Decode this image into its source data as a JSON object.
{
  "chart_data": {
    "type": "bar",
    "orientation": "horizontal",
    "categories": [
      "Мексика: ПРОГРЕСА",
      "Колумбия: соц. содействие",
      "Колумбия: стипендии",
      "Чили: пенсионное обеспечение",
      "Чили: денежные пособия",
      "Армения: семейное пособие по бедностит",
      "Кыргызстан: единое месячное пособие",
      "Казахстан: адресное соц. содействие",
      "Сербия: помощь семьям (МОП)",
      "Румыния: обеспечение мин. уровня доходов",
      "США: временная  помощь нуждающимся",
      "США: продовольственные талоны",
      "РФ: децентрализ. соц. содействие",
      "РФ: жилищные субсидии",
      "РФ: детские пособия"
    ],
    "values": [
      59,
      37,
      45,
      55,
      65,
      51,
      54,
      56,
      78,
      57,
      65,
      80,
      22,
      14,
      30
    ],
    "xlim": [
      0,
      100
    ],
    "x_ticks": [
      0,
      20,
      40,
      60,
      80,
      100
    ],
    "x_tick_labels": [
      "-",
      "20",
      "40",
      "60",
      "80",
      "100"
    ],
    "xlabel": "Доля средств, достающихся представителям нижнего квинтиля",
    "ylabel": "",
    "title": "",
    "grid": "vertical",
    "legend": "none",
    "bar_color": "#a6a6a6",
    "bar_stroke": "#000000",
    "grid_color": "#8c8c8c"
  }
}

..........

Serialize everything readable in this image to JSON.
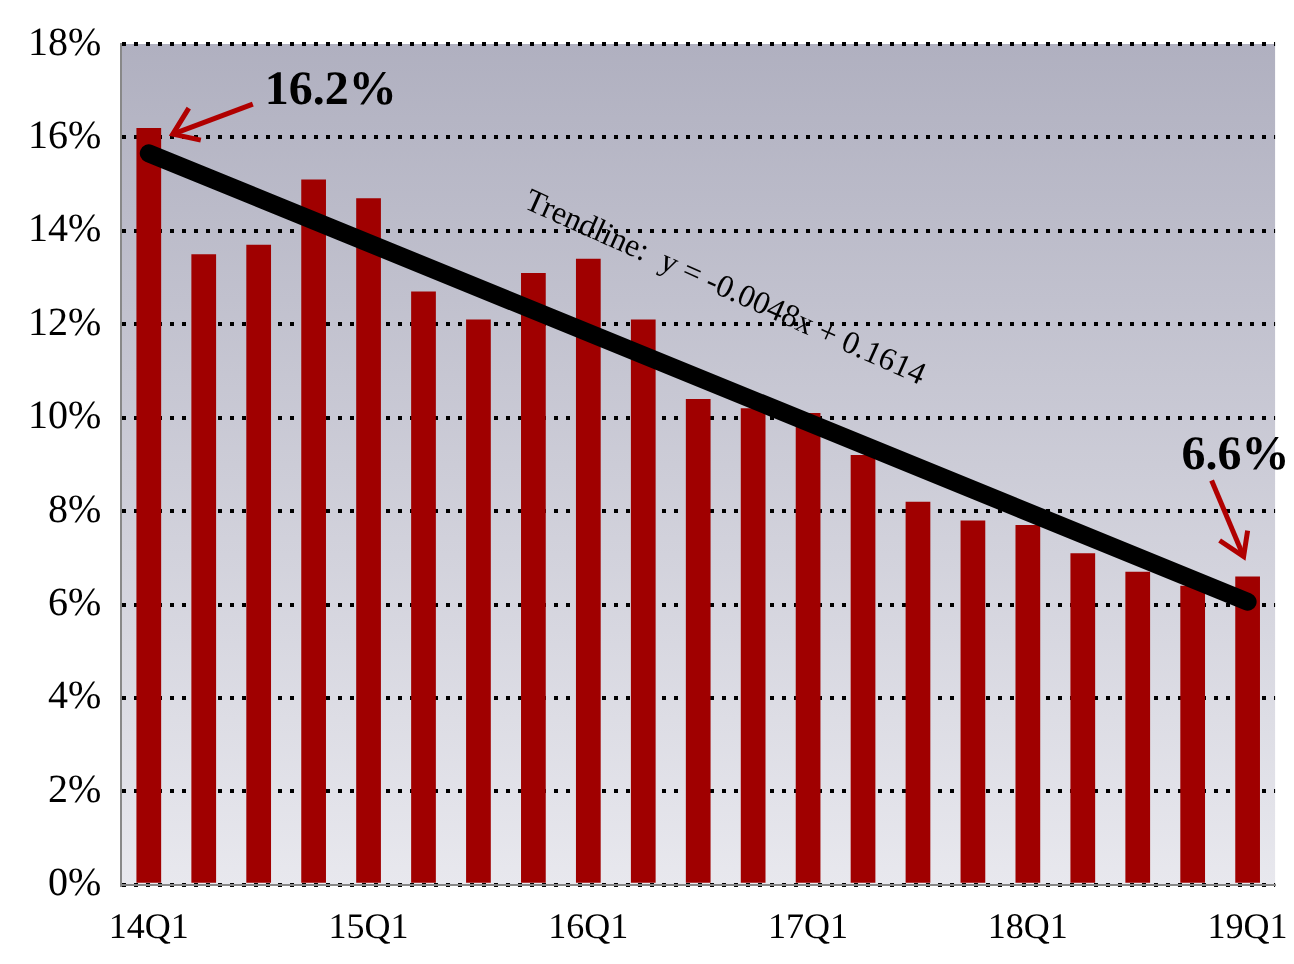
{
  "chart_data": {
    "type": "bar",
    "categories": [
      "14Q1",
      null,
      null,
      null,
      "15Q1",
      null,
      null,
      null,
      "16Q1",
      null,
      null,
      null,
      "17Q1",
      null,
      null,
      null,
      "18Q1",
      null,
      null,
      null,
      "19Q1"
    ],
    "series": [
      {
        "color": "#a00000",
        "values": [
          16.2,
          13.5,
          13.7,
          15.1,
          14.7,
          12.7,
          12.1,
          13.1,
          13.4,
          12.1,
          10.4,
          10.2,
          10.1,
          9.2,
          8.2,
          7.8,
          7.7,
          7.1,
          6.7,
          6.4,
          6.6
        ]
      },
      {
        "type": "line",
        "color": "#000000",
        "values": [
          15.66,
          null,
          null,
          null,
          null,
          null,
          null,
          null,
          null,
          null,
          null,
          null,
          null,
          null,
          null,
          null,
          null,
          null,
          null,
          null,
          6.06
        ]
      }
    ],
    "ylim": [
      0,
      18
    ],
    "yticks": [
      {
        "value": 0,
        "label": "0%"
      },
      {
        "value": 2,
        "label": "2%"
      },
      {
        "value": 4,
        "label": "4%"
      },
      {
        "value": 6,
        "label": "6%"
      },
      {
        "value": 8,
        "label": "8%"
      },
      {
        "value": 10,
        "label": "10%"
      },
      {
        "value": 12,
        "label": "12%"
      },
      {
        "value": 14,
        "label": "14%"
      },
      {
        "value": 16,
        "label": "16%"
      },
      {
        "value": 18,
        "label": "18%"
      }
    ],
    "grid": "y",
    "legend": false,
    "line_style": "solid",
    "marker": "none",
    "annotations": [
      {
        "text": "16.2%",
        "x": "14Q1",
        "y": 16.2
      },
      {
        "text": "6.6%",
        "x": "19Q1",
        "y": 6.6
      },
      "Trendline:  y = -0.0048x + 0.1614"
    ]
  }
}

..........

**Requirement**
Out of the material above, select every line that holds the string "JSON".

**Worked solution**
Decode this image into its source data as a JSON object.
Serialize everything readable in this image to JSON.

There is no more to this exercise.